### OBJECTIVE
Will you write out the data exactly, excluding every picture?

### WORKING DATA

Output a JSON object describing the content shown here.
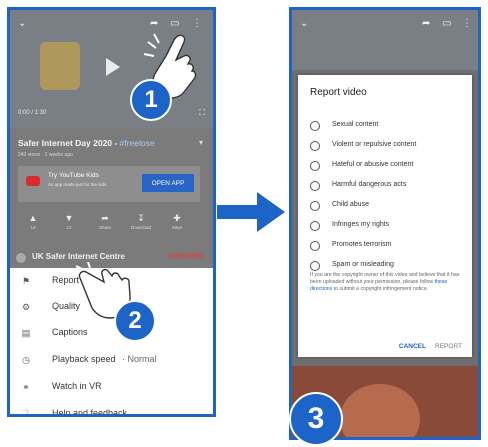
{
  "left_phone": {
    "video": {
      "time": "0:00 / 1:30"
    },
    "title": "Safer Internet Day 2020 - ",
    "title_tag": "#freelose",
    "meta": "240 views · 2 weeks ago",
    "promo": {
      "title": "Try YouTube Kids",
      "subtitle": "An app made just for the kids.",
      "button": "OPEN APP"
    },
    "actions": [
      {
        "icon": "thumbs-up-icon",
        "label": "13"
      },
      {
        "icon": "thumbs-down-icon",
        "label": "12"
      },
      {
        "icon": "share-icon",
        "label": "Share"
      },
      {
        "icon": "download-icon",
        "label": "Download"
      },
      {
        "icon": "save-icon",
        "label": "Save"
      }
    ],
    "channel": {
      "name": "UK Safer Internet Centre",
      "subscribe": "SUBSCRIBE"
    },
    "menu": [
      {
        "icon": "flag-icon",
        "label": "Report"
      },
      {
        "icon": "gear-icon",
        "label": "Quality"
      },
      {
        "icon": "captions-icon",
        "label": "Captions"
      },
      {
        "icon": "playback-speed-icon",
        "label": "Playback speed",
        "extra": "·  Normal"
      },
      {
        "icon": "vr-icon",
        "label": "Watch in VR"
      },
      {
        "icon": "help-icon",
        "label": "Help and feedback"
      }
    ]
  },
  "steps": [
    "1",
    "2",
    "3"
  ],
  "dialog": {
    "title": "Report video",
    "options": [
      "Sexual content",
      "Violent or repulsive content",
      "Hateful or abusive content",
      "Harmful dangerous acts",
      "Child abuse",
      "Infringes my rights",
      "Promotes terrorism",
      "Spam or misleading"
    ],
    "notice_before": "If you are the copyright owner of this video and believe that it has been uploaded without your permission, please follow ",
    "notice_link": "these directions",
    "notice_after": " to submit a copyright infringement notice.",
    "cancel": "CANCEL",
    "report": "REPORT"
  },
  "colors": {
    "accent": "#1c64c8",
    "dim_overlay": "#7b7b7b",
    "kids_red": "#d92b2b"
  }
}
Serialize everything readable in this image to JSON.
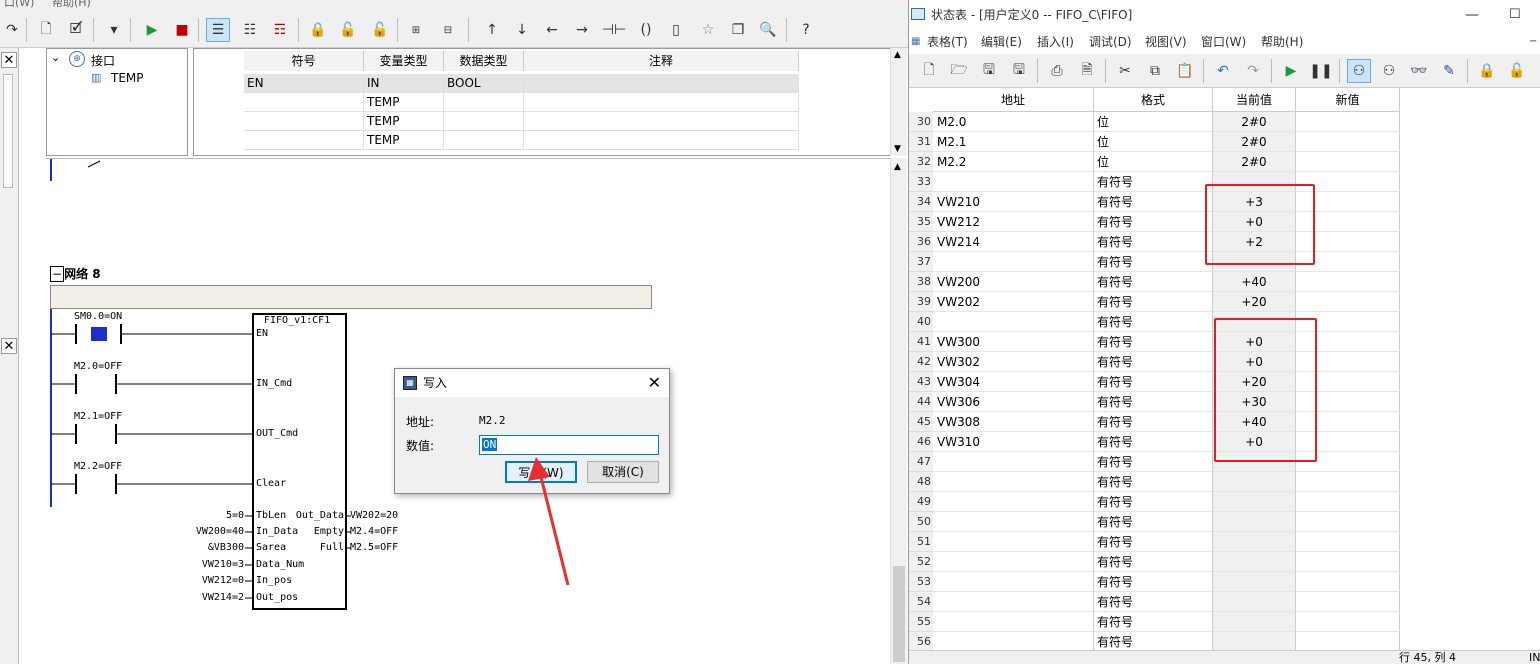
{
  "left_window": {
    "menu": [
      "口(W)",
      "帮助(H)"
    ],
    "interface": {
      "tree_root": "接口",
      "tree_child": "TEMP",
      "headers": [
        "符号",
        "变量类型",
        "数据类型",
        "注释"
      ],
      "rows": [
        {
          "symbol": "EN",
          "var_type": "IN",
          "data_type": "BOOL"
        },
        {
          "symbol": "",
          "var_type": "TEMP",
          "data_type": ""
        },
        {
          "symbol": "",
          "var_type": "TEMP",
          "data_type": ""
        },
        {
          "symbol": "",
          "var_type": "TEMP",
          "data_type": ""
        }
      ]
    },
    "ladder": {
      "network_label": "网络 8",
      "fb_name": "FIFO_v1:CF1",
      "contacts": [
        "SM0.0=ON",
        "M2.0=OFF",
        "M2.1=OFF",
        "M2.2=OFF"
      ],
      "pins_left_logic": [
        "EN",
        "IN_Cmd",
        "OUT_Cmd",
        "Clear"
      ],
      "pins_left_params": [
        "TbLen",
        "In_Data",
        "Sarea",
        "Data_Num",
        "In_pos",
        "Out_pos"
      ],
      "inputs": [
        "5=0",
        "VW200=40",
        "&VB300",
        "VW210=3",
        "VW212=0",
        "VW214=2"
      ],
      "pins_right": [
        "Out_Data",
        "Empty",
        "Full"
      ],
      "outputs": [
        "VW202=20",
        "M2.4=OFF",
        "M2.5=OFF"
      ]
    }
  },
  "dialog": {
    "title": "写入",
    "address_label": "地址:",
    "address_value": "M2.2",
    "value_label": "数值:",
    "value_input": "ON",
    "write_button": "写入(W)",
    "cancel_button": "取消(C)"
  },
  "right_window": {
    "title": "状态表 - [用户定义0 -- FIFO_C\\FIFO]",
    "menu": [
      "表格(T)",
      "编辑(E)",
      "插入(I)",
      "调试(D)",
      "视图(V)",
      "窗口(W)",
      "帮助(H)"
    ],
    "headers": [
      "地址",
      "格式",
      "当前值",
      "新值"
    ],
    "rows": [
      {
        "n": "30",
        "addr": "M2.0",
        "fmt": "位",
        "val": "2#0"
      },
      {
        "n": "31",
        "addr": "M2.1",
        "fmt": "位",
        "val": "2#0"
      },
      {
        "n": "32",
        "addr": "M2.2",
        "fmt": "位",
        "val": "2#0"
      },
      {
        "n": "33",
        "addr": "",
        "fmt": "有符号",
        "val": ""
      },
      {
        "n": "34",
        "addr": "VW210",
        "fmt": "有符号",
        "val": "+3"
      },
      {
        "n": "35",
        "addr": "VW212",
        "fmt": "有符号",
        "val": "+0"
      },
      {
        "n": "36",
        "addr": "VW214",
        "fmt": "有符号",
        "val": "+2"
      },
      {
        "n": "37",
        "addr": "",
        "fmt": "有符号",
        "val": ""
      },
      {
        "n": "38",
        "addr": "VW200",
        "fmt": "有符号",
        "val": "+40"
      },
      {
        "n": "39",
        "addr": "VW202",
        "fmt": "有符号",
        "val": "+20"
      },
      {
        "n": "40",
        "addr": "",
        "fmt": "有符号",
        "val": ""
      },
      {
        "n": "41",
        "addr": "VW300",
        "fmt": "有符号",
        "val": "+0"
      },
      {
        "n": "42",
        "addr": "VW302",
        "fmt": "有符号",
        "val": "+0"
      },
      {
        "n": "43",
        "addr": "VW304",
        "fmt": "有符号",
        "val": "+20"
      },
      {
        "n": "44",
        "addr": "VW306",
        "fmt": "有符号",
        "val": "+30"
      },
      {
        "n": "45",
        "addr": "VW308",
        "fmt": "有符号",
        "val": "+40"
      },
      {
        "n": "46",
        "addr": "VW310",
        "fmt": "有符号",
        "val": "+0"
      },
      {
        "n": "47",
        "addr": "",
        "fmt": "有符号",
        "val": ""
      },
      {
        "n": "48",
        "addr": "",
        "fmt": "有符号",
        "val": ""
      },
      {
        "n": "49",
        "addr": "",
        "fmt": "有符号",
        "val": ""
      },
      {
        "n": "50",
        "addr": "",
        "fmt": "有符号",
        "val": ""
      },
      {
        "n": "51",
        "addr": "",
        "fmt": "有符号",
        "val": ""
      },
      {
        "n": "52",
        "addr": "",
        "fmt": "有符号",
        "val": ""
      },
      {
        "n": "53",
        "addr": "",
        "fmt": "有符号",
        "val": ""
      },
      {
        "n": "54",
        "addr": "",
        "fmt": "有符号",
        "val": ""
      },
      {
        "n": "55",
        "addr": "",
        "fmt": "有符号",
        "val": ""
      },
      {
        "n": "56",
        "addr": "",
        "fmt": "有符号",
        "val": ""
      }
    ],
    "status": "行 45, 列 4",
    "status_mode": "IN"
  },
  "colors": {
    "highlight_red": "#e02020",
    "arrow_red": "#e53030",
    "toolbar_active": "#cce4f7"
  }
}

### WRITTEN REPLY
Output a JSON object describing the content shown here.
{
  "left_phone": {
    "video": {
      "time": "0:00 / 1:30"
    },
    "title": "Safer Internet Day 2020 - ",
    "title_tag": "#freelose",
    "meta": "240 views · 2 weeks ago",
    "promo": {
      "title": "Try YouTube Kids",
      "subtitle": "An app made just for the kids.",
      "button": "OPEN APP"
    },
    "actions": [
      {
        "icon": "thumbs-up-icon",
        "label": "13"
      },
      {
        "icon": "thumbs-down-icon",
        "label": "12"
      },
      {
        "icon": "share-icon",
        "label": "Share"
      },
      {
        "icon": "download-icon",
        "label": "Download"
      },
      {
        "icon": "save-icon",
        "label": "Save"
      }
    ],
    "channel": {
      "name": "UK Safer Internet Centre",
      "subscribe": "SUBSCRIBE"
    },
    "menu": [
      {
        "icon": "flag-icon",
        "label": "Report"
      },
      {
        "icon": "gear-icon",
        "label": "Quality"
      },
      {
        "icon": "captions-icon",
        "label": "Captions"
      },
      {
        "icon": "playback-speed-icon",
        "label": "Playback speed",
        "extra": "·  Normal"
      },
      {
        "icon": "vr-icon",
        "label": "Watch in VR"
      },
      {
        "icon": "help-icon",
        "label": "Help and feedback"
      }
    ]
  },
  "steps": [
    "1",
    "2",
    "3"
  ],
  "dialog": {
    "title": "Report video",
    "options": [
      "Sexual content",
      "Violent or repulsive content",
      "Hateful or abusive content",
      "Harmful dangerous acts",
      "Child abuse",
      "Infringes my rights",
      "Promotes terrorism",
      "Spam or misleading"
    ],
    "notice_before": "If you are the copyright owner of this video and believe that it has been uploaded without your permission, please follow ",
    "notice_link": "these directions",
    "notice_after": " to submit a copyright infringement notice.",
    "cancel": "CANCEL",
    "report": "REPORT"
  },
  "colors": {
    "accent": "#1c64c8",
    "dim_overlay": "#7b7b7b",
    "kids_red": "#d92b2b"
  }
}
Serialize everything readable in this image to JSON.
{
  "left_window": {
    "menu": [
      "口(W)",
      "帮助(H)"
    ],
    "interface": {
      "tree_root": "接口",
      "tree_child": "TEMP",
      "headers": [
        "符号",
        "变量类型",
        "数据类型",
        "注释"
      ],
      "rows": [
        {
          "symbol": "EN",
          "var_type": "IN",
          "data_type": "BOOL"
        },
        {
          "symbol": "",
          "var_type": "TEMP",
          "data_type": ""
        },
        {
          "symbol": "",
          "var_type": "TEMP",
          "data_type": ""
        },
        {
          "symbol": "",
          "var_type": "TEMP",
          "data_type": ""
        }
      ]
    },
    "ladder": {
      "network_label": "网络 8",
      "fb_name": "FIFO_v1:CF1",
      "contacts": [
        "SM0.0=ON",
        "M2.0=OFF",
        "M2.1=OFF",
        "M2.2=OFF"
      ],
      "pins_left_logic": [
        "EN",
        "IN_Cmd",
        "OUT_Cmd",
        "Clear"
      ],
      "pins_left_params": [
        "TbLen",
        "In_Data",
        "Sarea",
        "Data_Num",
        "In_pos",
        "Out_pos"
      ],
      "inputs": [
        "5=0",
        "VW200=40",
        "&VB300",
        "VW210=3",
        "VW212=0",
        "VW214=2"
      ],
      "pins_right": [
        "Out_Data",
        "Empty",
        "Full"
      ],
      "outputs": [
        "VW202=20",
        "M2.4=OFF",
        "M2.5=OFF"
      ]
    }
  },
  "dialog": {
    "title": "写入",
    "address_label": "地址:",
    "address_value": "M2.2",
    "value_label": "数值:",
    "value_input": "ON",
    "write_button": "写入(W)",
    "cancel_button": "取消(C)"
  },
  "right_window": {
    "title": "状态表 - [用户定义0 -- FIFO_C\\FIFO]",
    "menu": [
      "表格(T)",
      "编辑(E)",
      "插入(I)",
      "调试(D)",
      "视图(V)",
      "窗口(W)",
      "帮助(H)"
    ],
    "headers": [
      "地址",
      "格式",
      "当前值",
      "新值"
    ],
    "rows": [
      {
        "n": "30",
        "addr": "M2.0",
        "fmt": "位",
        "val": "2#0"
      },
      {
        "n": "31",
        "addr": "M2.1",
        "fmt": "位",
        "val": "2#0"
      },
      {
        "n": "32",
        "addr": "M2.2",
        "fmt": "位",
        "val": "2#0"
      },
      {
        "n": "33",
        "addr": "",
        "fmt": "有符号",
        "val": ""
      },
      {
        "n": "34",
        "addr": "VW210",
        "fmt": "有符号",
        "val": "+3"
      },
      {
        "n": "35",
        "addr": "VW212",
        "fmt": "有符号",
        "val": "+0"
      },
      {
        "n": "36",
        "addr": "VW214",
        "fmt": "有符号",
        "val": "+2"
      },
      {
        "n": "37",
        "addr": "",
        "fmt": "有符号",
        "val": ""
      },
      {
        "n": "38",
        "addr": "VW200",
        "fmt": "有符号",
        "val": "+40"
      },
      {
        "n": "39",
        "addr": "VW202",
        "fmt": "有符号",
        "val": "+20"
      },
      {
        "n": "40",
        "addr": "",
        "fmt": "有符号",
        "val": ""
      },
      {
        "n": "41",
        "addr": "VW300",
        "fmt": "有符号",
        "val": "+0"
      },
      {
        "n": "42",
        "addr": "VW302",
        "fmt": "有符号",
        "val": "+0"
      },
      {
        "n": "43",
        "addr": "VW304",
        "fmt": "有符号",
        "val": "+20"
      },
      {
        "n": "44",
        "addr": "VW306",
        "fmt": "有符号",
        "val": "+30"
      },
      {
        "n": "45",
        "addr": "VW308",
        "fmt": "有符号",
        "val": "+40"
      },
      {
        "n": "46",
        "addr": "VW310",
        "fmt": "有符号",
        "val": "+0"
      },
      {
        "n": "47",
        "addr": "",
        "fmt": "有符号",
        "val": ""
      },
      {
        "n": "48",
        "addr": "",
        "fmt": "有符号",
        "val": ""
      },
      {
        "n": "49",
        "addr": "",
        "fmt": "有符号",
        "val": ""
      },
      {
        "n": "50",
        "addr": "",
        "fmt": "有符号",
        "val": ""
      },
      {
        "n": "51",
        "addr": "",
        "fmt": "有符号",
        "val": ""
      },
      {
        "n": "52",
        "addr": "",
        "fmt": "有符号",
        "val": ""
      },
      {
        "n": "53",
        "addr": "",
        "fmt": "有符号",
        "val": ""
      },
      {
        "n": "54",
        "addr": "",
        "fmt": "有符号",
        "val": ""
      },
      {
        "n": "55",
        "addr": "",
        "fmt": "有符号",
        "val": ""
      },
      {
        "n": "56",
        "addr": "",
        "fmt": "有符号",
        "val": ""
      }
    ],
    "status": "行 45, 列 4",
    "status_mode": "IN"
  },
  "colors": {
    "highlight_red": "#e02020",
    "arrow_red": "#e53030",
    "toolbar_active": "#cce4f7"
  }
}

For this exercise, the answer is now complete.